● GOAL: Give every entry again, unchanged, and leave its images out.

● DATA RECORDS:
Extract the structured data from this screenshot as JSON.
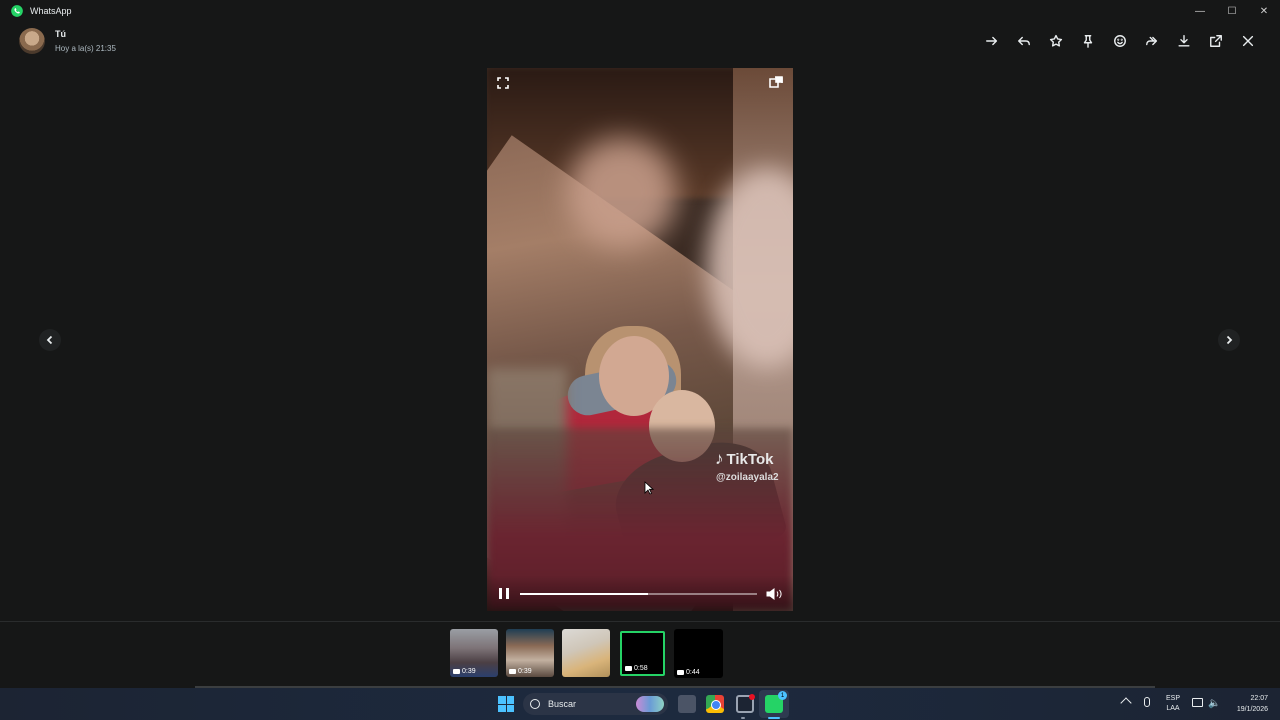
{
  "window": {
    "app_title": "WhatsApp",
    "controls": [
      "minimize",
      "maximize",
      "close"
    ]
  },
  "header": {
    "sender_name": "Tú",
    "timestamp": "Hoy a la(s) 21:35",
    "actions": [
      {
        "name": "go-to-message",
        "icon": "arrow-right-icon"
      },
      {
        "name": "reply",
        "icon": "reply-icon"
      },
      {
        "name": "star",
        "icon": "star-icon"
      },
      {
        "name": "pin",
        "icon": "pin-icon"
      },
      {
        "name": "react",
        "icon": "emoji-icon"
      },
      {
        "name": "forward",
        "icon": "forward-icon"
      },
      {
        "name": "download",
        "icon": "download-icon"
      },
      {
        "name": "open-external",
        "icon": "external-link-icon"
      },
      {
        "name": "close",
        "icon": "close-icon"
      }
    ]
  },
  "video": {
    "watermark_brand": "TikTok",
    "watermark_handle": "@zoilaayala2",
    "progress": 0.54,
    "state": "playing"
  },
  "thumbnails": [
    {
      "duration": "0:39",
      "selected": false
    },
    {
      "duration": "0:39",
      "selected": false
    },
    {
      "duration": "",
      "selected": false
    },
    {
      "duration": "0:58",
      "selected": true
    },
    {
      "duration": "0:44",
      "selected": false
    }
  ],
  "taskbar": {
    "search_label": "Buscar",
    "language_line1": "ESP",
    "language_line2": "LAA",
    "time": "22:07",
    "date": "19/1/2026",
    "whatsapp_badge": "1"
  },
  "colors": {
    "accent": "#25d366",
    "background": "#161717"
  }
}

● OUTPUT OF THE TASK:
Extract the structured data from this screenshot as JSON.
{
  "window": {
    "app_title": "WhatsApp",
    "controls": [
      "minimize",
      "maximize",
      "close"
    ]
  },
  "header": {
    "sender_name": "Tú",
    "timestamp": "Hoy a la(s) 21:35",
    "actions": [
      {
        "name": "go-to-message",
        "icon": "arrow-right-icon"
      },
      {
        "name": "reply",
        "icon": "reply-icon"
      },
      {
        "name": "star",
        "icon": "star-icon"
      },
      {
        "name": "pin",
        "icon": "pin-icon"
      },
      {
        "name": "react",
        "icon": "emoji-icon"
      },
      {
        "name": "forward",
        "icon": "forward-icon"
      },
      {
        "name": "download",
        "icon": "download-icon"
      },
      {
        "name": "open-external",
        "icon": "external-link-icon"
      },
      {
        "name": "close",
        "icon": "close-icon"
      }
    ]
  },
  "video": {
    "watermark_brand": "TikTok",
    "watermark_handle": "@zoilaayala2",
    "progress": 0.54,
    "state": "playing"
  },
  "thumbnails": [
    {
      "duration": "0:39",
      "selected": false
    },
    {
      "duration": "0:39",
      "selected": false
    },
    {
      "duration": "",
      "selected": false
    },
    {
      "duration": "0:58",
      "selected": true
    },
    {
      "duration": "0:44",
      "selected": false
    }
  ],
  "taskbar": {
    "search_label": "Buscar",
    "language_line1": "ESP",
    "language_line2": "LAA",
    "time": "22:07",
    "date": "19/1/2026",
    "whatsapp_badge": "1"
  },
  "colors": {
    "accent": "#25d366",
    "background": "#161717"
  }
}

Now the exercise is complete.